_Required work_
Return the listing below in full, with every line exactly as it is.

(A block of data)
%%

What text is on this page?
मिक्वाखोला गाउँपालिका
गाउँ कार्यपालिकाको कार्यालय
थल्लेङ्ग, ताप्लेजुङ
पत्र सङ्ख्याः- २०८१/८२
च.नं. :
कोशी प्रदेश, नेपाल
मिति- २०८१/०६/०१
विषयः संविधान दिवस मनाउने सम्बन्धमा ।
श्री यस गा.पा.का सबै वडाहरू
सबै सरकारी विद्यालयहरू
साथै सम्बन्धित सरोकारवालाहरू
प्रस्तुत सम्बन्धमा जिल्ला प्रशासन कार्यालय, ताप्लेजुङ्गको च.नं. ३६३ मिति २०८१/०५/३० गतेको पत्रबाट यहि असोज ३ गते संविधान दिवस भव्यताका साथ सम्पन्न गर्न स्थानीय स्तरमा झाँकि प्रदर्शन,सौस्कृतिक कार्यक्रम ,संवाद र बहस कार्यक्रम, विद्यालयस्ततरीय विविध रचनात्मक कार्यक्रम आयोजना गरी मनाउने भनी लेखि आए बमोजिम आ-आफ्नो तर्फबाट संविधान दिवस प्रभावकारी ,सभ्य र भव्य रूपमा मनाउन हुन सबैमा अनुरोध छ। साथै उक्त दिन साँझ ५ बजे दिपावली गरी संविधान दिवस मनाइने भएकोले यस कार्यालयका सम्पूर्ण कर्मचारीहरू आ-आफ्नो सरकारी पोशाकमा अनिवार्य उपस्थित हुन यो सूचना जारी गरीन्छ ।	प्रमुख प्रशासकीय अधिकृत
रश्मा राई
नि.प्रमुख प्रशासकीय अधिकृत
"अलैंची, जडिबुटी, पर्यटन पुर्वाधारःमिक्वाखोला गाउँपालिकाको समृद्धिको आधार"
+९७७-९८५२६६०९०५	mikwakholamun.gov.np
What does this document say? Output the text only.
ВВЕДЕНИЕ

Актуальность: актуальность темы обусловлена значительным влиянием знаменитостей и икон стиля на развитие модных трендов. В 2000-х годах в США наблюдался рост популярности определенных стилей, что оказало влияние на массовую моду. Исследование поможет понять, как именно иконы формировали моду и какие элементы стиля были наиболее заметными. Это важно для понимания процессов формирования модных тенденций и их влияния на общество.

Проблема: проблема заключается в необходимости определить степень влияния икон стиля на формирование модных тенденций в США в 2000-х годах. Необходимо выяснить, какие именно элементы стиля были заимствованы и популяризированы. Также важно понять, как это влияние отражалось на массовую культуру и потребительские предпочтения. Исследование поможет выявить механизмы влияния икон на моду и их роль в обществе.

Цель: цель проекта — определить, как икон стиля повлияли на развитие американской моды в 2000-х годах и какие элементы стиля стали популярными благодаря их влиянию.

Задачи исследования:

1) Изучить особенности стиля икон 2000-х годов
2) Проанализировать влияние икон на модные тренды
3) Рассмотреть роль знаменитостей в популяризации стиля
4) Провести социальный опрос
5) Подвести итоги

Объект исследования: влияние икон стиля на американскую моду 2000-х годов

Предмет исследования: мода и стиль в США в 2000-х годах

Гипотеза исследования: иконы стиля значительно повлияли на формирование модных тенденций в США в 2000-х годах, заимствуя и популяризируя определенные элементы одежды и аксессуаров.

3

%%

_Solution_
What text is on this page?
मिक्वाखोला गाउँपालिका
गाउँ कार्यपालिकाको कार्यालय
थल्लेङ्ग, ताप्लेजुङ
पत्र सङ्ख्याः- २०८१/८२
च.नं. :
कोशी प्रदेश, नेपाल
मिति- २०८१/०६/०१
विषयः संविधान दिवस मनाउने सम्बन्धमा ।
श्री यस गा.पा.का सबै वडाहरू
सबै सरकारी विद्यालयहरू
साथै सम्बन्धित सरोकारवालाहरू
प्रस्तुत सम्बन्धमा जिल्ला प्रशासन कार्यालय, ताप्लेजुङ्गको च.नं. ३६३ मिति २०८१/०५/३० गतेको पत्रबाट यहि असोज ३ गते संविधान दिवस भव्यताका साथ सम्पन्न गर्न स्थानीय स्तरमा झाँकि प्रदर्शन,सौस्कृतिक कार्यक्रम ,संवाद र बहस कार्यक्रम, विद्यालयस्ततरीय विविध रचनात्मक कार्यक्रम आयोजना गरी मनाउने भनी लेखि आए बमोजिम आ-आफ्नो तर्फबाट संविधान दिवस प्रभावकारी ,सभ्य र भव्य रूपमा मनाउन हुन सबैमा अनुरोध छ। साथै उक्त दिन साँझ ५ बजे दिपावली गरी संविधान दिवस मनाइने भएकोले यस कार्यालयका सम्पूर्ण कर्मचारीहरू आ-आफ्नो सरकारी पोशाकमा अनिवार्य उपस्थित हुन यो सूचना जारी गरीन्छ ।	प्रमुख प्रशासकीय अधिकृत
रश्मा राई
नि.प्रमुख प्रशासकीय अधिकृत
"अलैंची, जडिबुटी, पर्यटन पुर्वाधारःमिक्वाखोला गाउँपालिकाको समृद्धिको आधार"
+९७७-९८५२६६०९०५	mikwakholamun.gov.np
What does this document say? Output the text only.
ВВЕДЕНИЕ

Актуальность: актуальность темы обусловлена значительным влиянием знаменитостей и икон стиля на развитие модных трендов. В 2000-х годах в США наблюдался рост популярности определенных стилей, что оказало влияние на массовую моду. Исследование поможет понять, как именно иконы формировали моду и какие элементы стиля были наиболее заметными. Это важно для понимания процессов формирования модных тенденций и их влияния на общество.

Проблема: проблема заключается в необходимости определить степень влияния икон стиля на формирование модных тенденций в США в 2000-х годах. Необходимо выяснить, какие именно элементы стиля были заимствованы и популяризированы. Также важно понять, как это влияние отражалось на массовую культуру и потребительские предпочтения. Исследование поможет выявить механизмы влияния икон на моду и их роль в обществе.

Цель: цель проекта — определить, как икон стиля повлияли на развитие американской моды в 2000-х годах и какие элементы стиля стали популярными благодаря их влиянию.

Задачи исследования:

1) Изучить особенности стиля икон 2000-х годов
2) Проанализировать влияние икон на модные тренды
3) Рассмотреть роль знаменитостей в популяризации стиля
4) Провести социальный опрос
5) Подвести итоги

Объект исследования: влияние икон стиля на американскую моду 2000-х годов

Предмет исследования: мода и стиль в США в 2000-х годах

Гипотеза исследования: иконы стиля значительно повлияли на формирование модных тенденций в США в 2000-х годах, заимствуя и популяризируя определенные элементы одежды и аксессуаров.

3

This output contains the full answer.